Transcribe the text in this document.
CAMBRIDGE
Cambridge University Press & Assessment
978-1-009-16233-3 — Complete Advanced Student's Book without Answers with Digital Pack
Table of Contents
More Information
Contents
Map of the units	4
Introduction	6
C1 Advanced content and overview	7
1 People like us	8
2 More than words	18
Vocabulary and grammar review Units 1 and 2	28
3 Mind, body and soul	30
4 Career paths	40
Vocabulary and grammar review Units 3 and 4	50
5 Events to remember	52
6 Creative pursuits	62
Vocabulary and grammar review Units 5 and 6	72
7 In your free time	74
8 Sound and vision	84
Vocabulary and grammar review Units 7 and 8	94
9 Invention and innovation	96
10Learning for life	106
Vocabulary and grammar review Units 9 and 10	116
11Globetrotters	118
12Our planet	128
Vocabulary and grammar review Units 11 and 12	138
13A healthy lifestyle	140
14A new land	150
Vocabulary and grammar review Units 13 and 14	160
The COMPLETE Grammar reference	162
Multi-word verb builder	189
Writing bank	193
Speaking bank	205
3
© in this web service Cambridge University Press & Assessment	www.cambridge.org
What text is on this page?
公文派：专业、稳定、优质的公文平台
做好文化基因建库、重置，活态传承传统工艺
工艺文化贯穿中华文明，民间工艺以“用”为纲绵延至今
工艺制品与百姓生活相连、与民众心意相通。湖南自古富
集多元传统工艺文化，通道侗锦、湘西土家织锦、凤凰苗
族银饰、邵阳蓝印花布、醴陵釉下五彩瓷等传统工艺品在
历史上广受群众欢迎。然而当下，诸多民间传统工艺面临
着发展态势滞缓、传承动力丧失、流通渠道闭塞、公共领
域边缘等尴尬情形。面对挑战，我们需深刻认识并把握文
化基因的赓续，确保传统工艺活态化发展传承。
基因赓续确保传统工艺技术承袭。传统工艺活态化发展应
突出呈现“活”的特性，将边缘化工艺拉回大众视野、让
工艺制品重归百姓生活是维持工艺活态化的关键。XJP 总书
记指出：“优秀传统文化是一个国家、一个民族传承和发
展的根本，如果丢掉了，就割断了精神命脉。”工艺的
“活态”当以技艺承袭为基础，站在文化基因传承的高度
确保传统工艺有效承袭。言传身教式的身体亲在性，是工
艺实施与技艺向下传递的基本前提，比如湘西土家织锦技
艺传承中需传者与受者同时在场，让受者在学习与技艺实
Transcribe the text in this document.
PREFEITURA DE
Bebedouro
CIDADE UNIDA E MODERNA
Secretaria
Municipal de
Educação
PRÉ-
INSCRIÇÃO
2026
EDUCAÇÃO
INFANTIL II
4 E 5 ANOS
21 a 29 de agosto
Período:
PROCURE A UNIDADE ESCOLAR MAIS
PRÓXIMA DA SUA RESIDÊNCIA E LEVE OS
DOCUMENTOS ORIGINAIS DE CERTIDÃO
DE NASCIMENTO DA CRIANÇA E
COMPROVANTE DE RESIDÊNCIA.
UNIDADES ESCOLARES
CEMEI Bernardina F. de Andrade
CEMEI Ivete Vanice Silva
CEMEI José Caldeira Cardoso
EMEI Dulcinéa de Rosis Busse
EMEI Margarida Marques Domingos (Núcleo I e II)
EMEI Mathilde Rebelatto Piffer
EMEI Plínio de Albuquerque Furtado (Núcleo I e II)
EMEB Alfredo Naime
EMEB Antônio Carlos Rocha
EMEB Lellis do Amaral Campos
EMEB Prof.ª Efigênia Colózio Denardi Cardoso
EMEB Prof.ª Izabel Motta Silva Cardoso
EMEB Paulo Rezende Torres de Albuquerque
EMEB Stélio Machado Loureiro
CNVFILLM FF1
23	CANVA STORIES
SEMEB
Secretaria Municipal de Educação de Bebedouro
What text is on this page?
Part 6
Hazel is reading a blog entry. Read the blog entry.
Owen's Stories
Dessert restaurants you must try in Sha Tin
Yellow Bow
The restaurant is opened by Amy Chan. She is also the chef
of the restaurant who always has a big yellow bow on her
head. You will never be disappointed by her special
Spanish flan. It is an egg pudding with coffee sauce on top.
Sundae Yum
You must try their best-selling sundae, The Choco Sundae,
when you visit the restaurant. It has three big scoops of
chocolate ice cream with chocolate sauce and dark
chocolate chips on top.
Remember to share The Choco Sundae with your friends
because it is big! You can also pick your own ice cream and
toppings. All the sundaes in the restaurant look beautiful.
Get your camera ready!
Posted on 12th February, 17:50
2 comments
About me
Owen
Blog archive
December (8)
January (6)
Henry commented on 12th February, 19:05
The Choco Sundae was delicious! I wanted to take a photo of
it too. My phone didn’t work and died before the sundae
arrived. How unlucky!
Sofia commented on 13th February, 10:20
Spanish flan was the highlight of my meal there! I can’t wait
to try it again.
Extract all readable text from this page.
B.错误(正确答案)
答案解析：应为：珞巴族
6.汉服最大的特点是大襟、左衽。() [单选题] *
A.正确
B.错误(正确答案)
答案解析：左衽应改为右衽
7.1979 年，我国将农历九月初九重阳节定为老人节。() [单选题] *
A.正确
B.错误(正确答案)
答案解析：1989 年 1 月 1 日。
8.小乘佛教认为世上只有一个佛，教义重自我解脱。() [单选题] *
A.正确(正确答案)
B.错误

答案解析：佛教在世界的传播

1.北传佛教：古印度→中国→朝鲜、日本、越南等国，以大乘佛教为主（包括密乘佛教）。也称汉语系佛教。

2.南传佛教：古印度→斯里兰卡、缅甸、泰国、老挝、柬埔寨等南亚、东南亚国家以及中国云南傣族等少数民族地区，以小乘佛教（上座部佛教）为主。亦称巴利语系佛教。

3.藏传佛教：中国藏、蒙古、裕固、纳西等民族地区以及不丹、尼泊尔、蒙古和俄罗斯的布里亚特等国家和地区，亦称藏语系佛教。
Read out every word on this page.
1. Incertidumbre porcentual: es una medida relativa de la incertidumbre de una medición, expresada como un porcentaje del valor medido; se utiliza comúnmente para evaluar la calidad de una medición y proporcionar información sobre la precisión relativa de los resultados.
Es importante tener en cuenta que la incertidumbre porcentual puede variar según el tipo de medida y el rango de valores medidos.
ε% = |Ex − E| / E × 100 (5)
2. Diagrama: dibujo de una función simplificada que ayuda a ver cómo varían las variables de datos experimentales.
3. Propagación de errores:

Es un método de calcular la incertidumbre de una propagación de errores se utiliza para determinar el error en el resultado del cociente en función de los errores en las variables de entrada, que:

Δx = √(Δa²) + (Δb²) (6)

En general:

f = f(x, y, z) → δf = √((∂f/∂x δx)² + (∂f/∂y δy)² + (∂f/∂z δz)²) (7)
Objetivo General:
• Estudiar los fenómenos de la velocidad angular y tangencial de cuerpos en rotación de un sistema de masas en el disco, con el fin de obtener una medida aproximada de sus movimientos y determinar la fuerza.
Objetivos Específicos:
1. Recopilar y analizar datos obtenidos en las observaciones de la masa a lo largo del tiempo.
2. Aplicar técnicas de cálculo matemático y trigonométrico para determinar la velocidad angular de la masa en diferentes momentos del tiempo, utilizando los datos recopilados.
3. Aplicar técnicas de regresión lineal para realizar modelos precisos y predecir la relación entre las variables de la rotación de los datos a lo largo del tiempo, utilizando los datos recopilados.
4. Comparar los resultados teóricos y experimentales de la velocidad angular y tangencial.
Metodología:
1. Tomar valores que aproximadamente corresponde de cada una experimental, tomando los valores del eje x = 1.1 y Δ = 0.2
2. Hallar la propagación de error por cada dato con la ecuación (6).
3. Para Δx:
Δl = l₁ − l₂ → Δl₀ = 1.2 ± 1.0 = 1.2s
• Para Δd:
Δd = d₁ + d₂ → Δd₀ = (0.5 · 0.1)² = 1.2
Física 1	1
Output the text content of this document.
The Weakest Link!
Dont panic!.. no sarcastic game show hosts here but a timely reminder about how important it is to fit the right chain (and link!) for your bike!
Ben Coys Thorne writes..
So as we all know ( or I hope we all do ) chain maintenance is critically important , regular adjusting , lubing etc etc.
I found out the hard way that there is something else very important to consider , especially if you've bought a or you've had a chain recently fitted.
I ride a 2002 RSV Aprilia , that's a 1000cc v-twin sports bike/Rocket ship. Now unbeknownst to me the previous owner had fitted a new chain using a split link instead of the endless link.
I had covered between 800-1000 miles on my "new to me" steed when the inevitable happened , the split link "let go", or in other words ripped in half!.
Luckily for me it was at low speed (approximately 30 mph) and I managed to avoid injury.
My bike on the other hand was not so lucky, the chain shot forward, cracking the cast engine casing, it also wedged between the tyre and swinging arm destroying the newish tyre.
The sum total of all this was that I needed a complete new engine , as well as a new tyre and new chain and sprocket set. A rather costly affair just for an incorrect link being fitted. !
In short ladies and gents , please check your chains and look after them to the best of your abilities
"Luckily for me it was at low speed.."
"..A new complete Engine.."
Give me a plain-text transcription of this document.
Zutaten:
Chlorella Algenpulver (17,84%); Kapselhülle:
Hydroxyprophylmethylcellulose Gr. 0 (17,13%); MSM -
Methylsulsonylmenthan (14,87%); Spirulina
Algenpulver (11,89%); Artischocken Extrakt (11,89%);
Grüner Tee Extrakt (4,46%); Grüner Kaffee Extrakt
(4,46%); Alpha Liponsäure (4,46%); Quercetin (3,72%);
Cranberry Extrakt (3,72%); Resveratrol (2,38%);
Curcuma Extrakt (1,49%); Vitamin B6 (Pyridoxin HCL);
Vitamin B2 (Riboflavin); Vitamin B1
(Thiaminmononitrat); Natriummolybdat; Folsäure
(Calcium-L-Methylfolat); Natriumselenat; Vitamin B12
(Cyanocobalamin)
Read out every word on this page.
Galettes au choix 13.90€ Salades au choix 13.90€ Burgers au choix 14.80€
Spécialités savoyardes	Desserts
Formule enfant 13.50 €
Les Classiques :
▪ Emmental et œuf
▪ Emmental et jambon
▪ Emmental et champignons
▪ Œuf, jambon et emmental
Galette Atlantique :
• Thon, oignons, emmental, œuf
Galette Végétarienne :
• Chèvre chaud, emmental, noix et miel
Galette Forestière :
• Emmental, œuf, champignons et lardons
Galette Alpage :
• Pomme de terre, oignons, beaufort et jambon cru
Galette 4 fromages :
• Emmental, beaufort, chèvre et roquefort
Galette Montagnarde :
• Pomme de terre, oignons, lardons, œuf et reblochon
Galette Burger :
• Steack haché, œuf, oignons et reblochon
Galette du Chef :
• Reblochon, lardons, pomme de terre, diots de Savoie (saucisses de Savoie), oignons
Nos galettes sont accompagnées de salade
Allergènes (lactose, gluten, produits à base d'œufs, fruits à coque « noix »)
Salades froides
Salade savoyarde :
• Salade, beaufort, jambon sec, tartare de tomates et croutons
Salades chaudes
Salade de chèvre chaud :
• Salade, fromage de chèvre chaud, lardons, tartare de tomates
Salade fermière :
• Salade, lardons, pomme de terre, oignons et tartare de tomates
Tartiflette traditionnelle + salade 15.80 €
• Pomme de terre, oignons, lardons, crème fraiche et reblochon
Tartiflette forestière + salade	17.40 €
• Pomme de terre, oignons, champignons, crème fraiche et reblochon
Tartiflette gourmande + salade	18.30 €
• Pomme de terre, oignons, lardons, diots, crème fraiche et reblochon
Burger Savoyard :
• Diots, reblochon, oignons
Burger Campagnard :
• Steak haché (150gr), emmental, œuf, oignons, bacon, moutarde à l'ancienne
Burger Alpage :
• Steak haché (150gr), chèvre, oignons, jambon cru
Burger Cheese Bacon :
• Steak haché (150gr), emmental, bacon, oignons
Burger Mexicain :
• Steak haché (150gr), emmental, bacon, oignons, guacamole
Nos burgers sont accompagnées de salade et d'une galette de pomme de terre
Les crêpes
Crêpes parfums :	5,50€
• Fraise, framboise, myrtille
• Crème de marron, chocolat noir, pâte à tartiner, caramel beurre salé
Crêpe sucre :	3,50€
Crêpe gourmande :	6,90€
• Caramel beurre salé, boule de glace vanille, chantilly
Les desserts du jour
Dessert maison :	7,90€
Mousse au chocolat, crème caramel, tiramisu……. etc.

_ _ _ _

Within the listing above, find every line containing the string "Luckily" and return it.

Task response =
Luckily for me it was at low speed (approximately 30 mph) and I managed to avoid injury.
"Luckily for me it was at low speed.."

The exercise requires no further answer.